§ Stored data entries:
====

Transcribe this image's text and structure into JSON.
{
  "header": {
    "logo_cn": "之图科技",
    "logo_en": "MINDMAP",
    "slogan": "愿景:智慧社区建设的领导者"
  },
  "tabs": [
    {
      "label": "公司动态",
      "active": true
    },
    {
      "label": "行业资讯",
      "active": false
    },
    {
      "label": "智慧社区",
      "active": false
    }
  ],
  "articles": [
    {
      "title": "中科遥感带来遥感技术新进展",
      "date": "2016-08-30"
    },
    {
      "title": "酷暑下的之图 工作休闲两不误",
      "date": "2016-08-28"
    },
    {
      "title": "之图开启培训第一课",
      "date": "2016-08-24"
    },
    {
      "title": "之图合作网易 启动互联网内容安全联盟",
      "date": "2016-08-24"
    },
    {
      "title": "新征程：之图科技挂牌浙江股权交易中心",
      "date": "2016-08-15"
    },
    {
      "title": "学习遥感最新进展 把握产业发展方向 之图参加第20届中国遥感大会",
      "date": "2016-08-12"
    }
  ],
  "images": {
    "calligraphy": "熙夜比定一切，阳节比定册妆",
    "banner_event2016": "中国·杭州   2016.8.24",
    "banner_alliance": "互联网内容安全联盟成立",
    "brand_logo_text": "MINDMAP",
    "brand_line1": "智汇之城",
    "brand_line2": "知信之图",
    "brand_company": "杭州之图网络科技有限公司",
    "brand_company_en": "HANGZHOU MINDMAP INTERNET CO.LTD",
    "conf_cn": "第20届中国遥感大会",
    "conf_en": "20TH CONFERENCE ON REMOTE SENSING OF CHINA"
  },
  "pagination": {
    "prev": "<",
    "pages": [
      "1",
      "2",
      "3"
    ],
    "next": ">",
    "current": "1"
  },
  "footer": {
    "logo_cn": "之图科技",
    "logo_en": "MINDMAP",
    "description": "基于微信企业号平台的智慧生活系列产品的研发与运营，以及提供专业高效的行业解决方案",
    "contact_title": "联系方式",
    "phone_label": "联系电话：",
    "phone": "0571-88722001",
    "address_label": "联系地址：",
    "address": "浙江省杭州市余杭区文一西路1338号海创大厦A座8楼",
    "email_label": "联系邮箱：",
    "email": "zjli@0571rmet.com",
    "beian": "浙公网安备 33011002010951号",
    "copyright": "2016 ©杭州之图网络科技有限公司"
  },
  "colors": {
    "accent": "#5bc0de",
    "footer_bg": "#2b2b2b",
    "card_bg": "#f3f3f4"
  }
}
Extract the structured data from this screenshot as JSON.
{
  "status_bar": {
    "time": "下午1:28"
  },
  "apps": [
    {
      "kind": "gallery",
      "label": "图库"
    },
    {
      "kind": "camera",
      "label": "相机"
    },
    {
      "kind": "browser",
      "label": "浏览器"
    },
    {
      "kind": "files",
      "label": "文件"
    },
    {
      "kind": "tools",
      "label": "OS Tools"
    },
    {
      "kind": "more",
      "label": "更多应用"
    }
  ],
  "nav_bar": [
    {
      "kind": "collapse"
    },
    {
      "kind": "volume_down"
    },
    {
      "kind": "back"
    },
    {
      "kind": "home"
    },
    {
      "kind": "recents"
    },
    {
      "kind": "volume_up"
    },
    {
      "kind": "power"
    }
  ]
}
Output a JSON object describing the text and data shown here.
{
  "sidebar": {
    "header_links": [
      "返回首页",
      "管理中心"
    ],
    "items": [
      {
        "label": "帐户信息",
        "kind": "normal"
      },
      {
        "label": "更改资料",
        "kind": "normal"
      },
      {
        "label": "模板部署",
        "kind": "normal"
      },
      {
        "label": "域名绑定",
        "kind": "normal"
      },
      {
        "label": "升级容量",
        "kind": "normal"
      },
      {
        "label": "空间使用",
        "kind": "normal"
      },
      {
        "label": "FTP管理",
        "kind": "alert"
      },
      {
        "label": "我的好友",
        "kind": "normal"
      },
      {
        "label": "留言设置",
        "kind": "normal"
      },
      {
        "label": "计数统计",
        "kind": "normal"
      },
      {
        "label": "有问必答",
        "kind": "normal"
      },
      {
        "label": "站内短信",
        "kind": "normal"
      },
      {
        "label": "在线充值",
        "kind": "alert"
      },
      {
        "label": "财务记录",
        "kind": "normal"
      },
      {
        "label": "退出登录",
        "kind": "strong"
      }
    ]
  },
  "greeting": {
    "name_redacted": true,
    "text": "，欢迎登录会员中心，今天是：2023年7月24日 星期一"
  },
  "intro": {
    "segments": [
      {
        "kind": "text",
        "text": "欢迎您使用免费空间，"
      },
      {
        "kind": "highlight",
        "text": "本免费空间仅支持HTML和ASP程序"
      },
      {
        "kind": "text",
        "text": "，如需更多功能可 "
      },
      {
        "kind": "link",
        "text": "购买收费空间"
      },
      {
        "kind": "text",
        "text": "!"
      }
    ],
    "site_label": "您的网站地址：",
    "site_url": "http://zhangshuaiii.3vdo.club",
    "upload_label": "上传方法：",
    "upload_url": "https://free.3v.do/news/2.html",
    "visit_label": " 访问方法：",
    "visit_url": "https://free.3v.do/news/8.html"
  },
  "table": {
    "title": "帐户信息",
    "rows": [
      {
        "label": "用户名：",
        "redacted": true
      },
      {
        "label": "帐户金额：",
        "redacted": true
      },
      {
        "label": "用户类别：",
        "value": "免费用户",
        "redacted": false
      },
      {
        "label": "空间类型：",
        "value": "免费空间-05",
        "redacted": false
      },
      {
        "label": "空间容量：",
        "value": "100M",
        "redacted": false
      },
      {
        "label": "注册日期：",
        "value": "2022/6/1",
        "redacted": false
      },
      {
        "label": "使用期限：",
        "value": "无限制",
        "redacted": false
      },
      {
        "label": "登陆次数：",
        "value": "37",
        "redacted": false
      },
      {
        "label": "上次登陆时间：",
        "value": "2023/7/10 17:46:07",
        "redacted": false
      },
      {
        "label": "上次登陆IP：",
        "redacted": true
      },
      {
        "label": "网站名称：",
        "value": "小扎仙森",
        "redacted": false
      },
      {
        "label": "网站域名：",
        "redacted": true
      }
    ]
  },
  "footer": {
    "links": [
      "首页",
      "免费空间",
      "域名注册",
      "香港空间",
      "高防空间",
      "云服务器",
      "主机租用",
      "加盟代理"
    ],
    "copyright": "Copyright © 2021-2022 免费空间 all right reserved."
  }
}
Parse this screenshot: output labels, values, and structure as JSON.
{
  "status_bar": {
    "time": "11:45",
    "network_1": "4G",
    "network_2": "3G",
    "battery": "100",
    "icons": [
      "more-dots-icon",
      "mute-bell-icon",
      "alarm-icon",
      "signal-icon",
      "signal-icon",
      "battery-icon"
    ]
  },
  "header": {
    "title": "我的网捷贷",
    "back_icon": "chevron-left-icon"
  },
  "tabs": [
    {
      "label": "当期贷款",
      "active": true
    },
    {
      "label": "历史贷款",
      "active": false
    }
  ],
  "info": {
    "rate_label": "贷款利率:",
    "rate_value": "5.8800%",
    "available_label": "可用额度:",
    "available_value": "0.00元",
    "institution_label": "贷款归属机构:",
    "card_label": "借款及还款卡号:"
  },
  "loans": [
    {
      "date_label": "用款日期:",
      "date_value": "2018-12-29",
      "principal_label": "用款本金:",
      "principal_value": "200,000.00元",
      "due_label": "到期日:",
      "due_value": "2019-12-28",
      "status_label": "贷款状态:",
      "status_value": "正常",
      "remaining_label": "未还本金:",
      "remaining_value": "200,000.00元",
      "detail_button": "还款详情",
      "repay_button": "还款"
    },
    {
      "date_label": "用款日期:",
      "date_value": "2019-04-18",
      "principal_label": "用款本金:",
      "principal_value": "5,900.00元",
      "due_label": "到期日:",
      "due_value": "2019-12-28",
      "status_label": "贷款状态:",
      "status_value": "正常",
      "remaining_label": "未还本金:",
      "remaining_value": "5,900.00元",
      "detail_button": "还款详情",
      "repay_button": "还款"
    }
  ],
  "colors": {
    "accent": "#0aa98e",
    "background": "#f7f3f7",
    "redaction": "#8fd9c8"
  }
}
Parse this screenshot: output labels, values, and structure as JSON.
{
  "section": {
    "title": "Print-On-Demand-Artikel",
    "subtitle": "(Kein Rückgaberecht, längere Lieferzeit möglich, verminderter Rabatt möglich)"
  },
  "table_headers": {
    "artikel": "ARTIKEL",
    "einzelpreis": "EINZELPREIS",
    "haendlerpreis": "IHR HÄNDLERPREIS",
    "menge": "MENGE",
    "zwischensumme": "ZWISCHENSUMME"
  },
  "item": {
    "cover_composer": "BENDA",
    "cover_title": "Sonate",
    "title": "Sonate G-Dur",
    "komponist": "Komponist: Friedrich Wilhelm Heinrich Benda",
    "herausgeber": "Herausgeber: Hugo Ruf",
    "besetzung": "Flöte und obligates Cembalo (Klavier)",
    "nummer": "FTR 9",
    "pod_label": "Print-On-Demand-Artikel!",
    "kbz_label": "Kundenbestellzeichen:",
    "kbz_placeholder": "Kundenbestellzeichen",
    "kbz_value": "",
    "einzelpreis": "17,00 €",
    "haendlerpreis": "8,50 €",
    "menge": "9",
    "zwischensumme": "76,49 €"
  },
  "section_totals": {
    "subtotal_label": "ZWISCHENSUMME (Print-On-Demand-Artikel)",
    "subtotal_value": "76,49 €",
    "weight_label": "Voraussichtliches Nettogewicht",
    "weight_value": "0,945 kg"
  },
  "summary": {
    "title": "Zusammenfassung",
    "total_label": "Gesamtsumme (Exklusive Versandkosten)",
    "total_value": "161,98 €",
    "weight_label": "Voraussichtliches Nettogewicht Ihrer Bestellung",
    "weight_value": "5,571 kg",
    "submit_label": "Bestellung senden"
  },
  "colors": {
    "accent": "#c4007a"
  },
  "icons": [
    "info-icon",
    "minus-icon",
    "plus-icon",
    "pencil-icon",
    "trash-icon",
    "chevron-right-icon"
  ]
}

====

§ WHAT NEEDS TO BE DONE:
Scan the entries above for the word "Print" and collect each line holding it.

§ SOLUTION TO THIS EXERCISE:
    "title": "Print-On-Demand-Artikel",
    "pod_label": "Print-On-Demand-Artikel!",
    "subtotal_label": "ZWISCHENSUMME (Print-On-Demand-Artikel)",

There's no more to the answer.